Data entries
┌──
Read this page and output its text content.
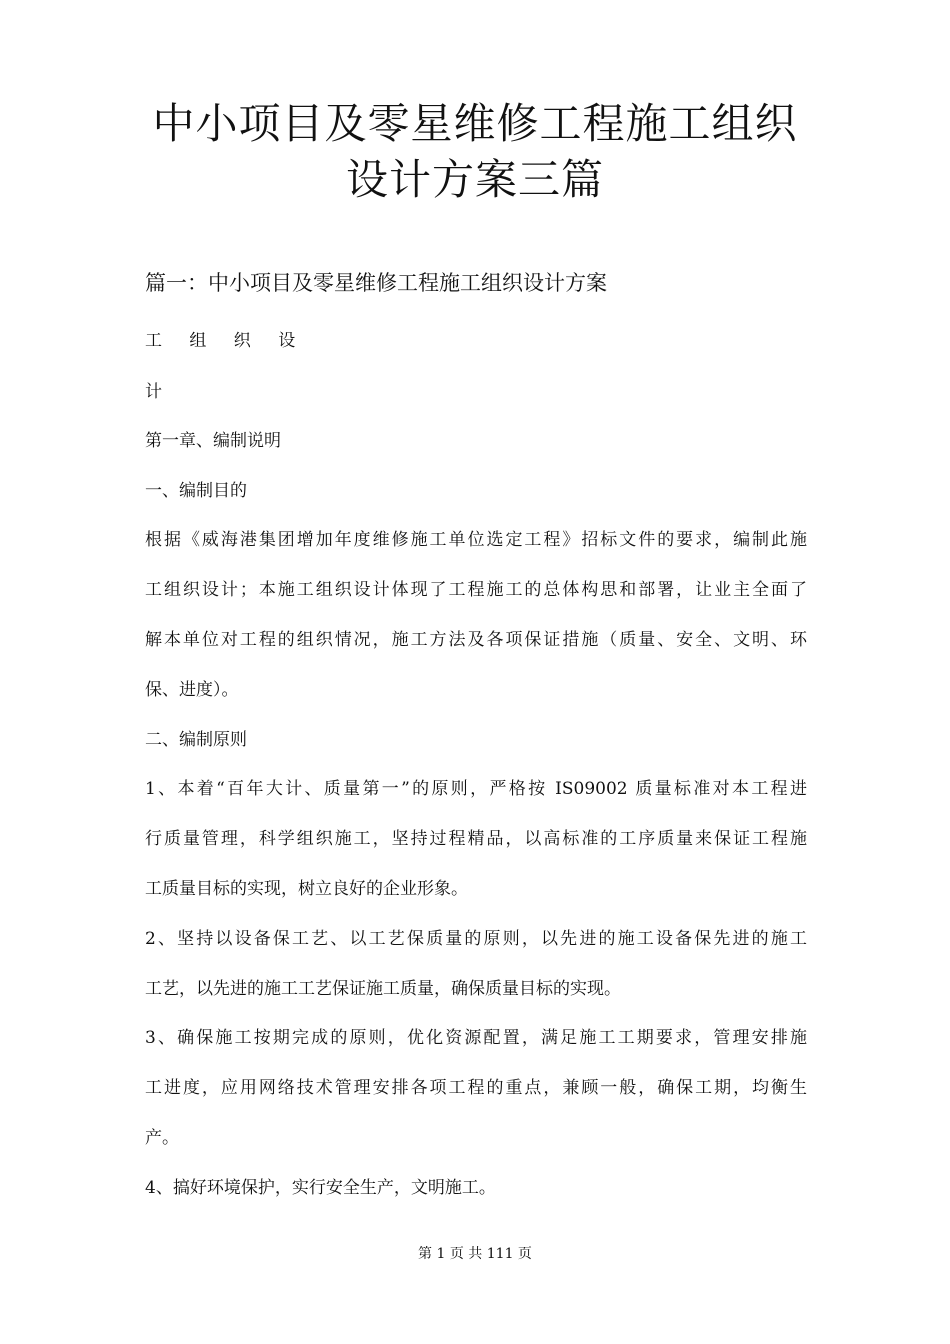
中小项目及零星维修工程施工组织
设计方案三篇
篇一：中小项目及零星维修工程施工组织设计方案
工 组 织 设
计
第一章、编制说明
一、编制目的
根据《威海港集团增加年度维修施工单位选定工程》招标文件的要求，编制此施
工组织设计；本施工组织设计体现了工程施工的总体构思和部署，让业主全面了
解本单位对工程的组织情况，施工方法及各项保证措施（质量、安全、文明、环
保、进度）。
二、编制原则
1、本着“百年大计、质量第一”的原则，严格按 IS09002 质量标准对本工程进
行质量管理，科学组织施工，坚持过程精品，以高标准的工序质量来保证工程施
工质量目标的实现，树立良好的企业形象。
2、坚持以设备保工艺、以工艺保质量的原则，以先进的施工设备保先进的施工
工艺，以先进的施工工艺保证施工质量，确保质量目标的实现。
3、确保施工按期完成的原则，优化资源配置，满足施工工期要求，管理安排施
工进度，应用网络技术管理安排各项工程的重点，兼顾一般，确保工期，均衡生
产。
4、搞好环境保护，实行安全生产，文明施工。
第 1 页 共 111 页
└──
REQUEST:
Print the records above exactly as they stand, but leave out the pictures.

ANSWER TO THIS TASK:
Read this page and output its text content.
中小项目及零星维修工程施工组织
设计方案三篇
篇一：中小项目及零星维修工程施工组织设计方案
工 组 织 设
计
第一章、编制说明
一、编制目的
根据《威海港集团增加年度维修施工单位选定工程》招标文件的要求，编制此施
工组织设计；本施工组织设计体现了工程施工的总体构思和部署，让业主全面了
解本单位对工程的组织情况，施工方法及各项保证措施（质量、安全、文明、环
保、进度）。
二、编制原则
1、本着“百年大计、质量第一”的原则，严格按 IS09002 质量标准对本工程进
行质量管理，科学组织施工，坚持过程精品，以高标准的工序质量来保证工程施
工质量目标的实现，树立良好的企业形象。
2、坚持以设备保工艺、以工艺保质量的原则，以先进的施工设备保先进的施工
工艺，以先进的施工工艺保证施工质量，确保质量目标的实现。
3、确保施工按期完成的原则，优化资源配置，满足施工工期要求，管理安排施
工进度，应用网络技术管理安排各项工程的重点，兼顾一般，确保工期，均衡生
产。
4、搞好环境保护，实行安全生产，文明施工。
第 1 页 共 111 页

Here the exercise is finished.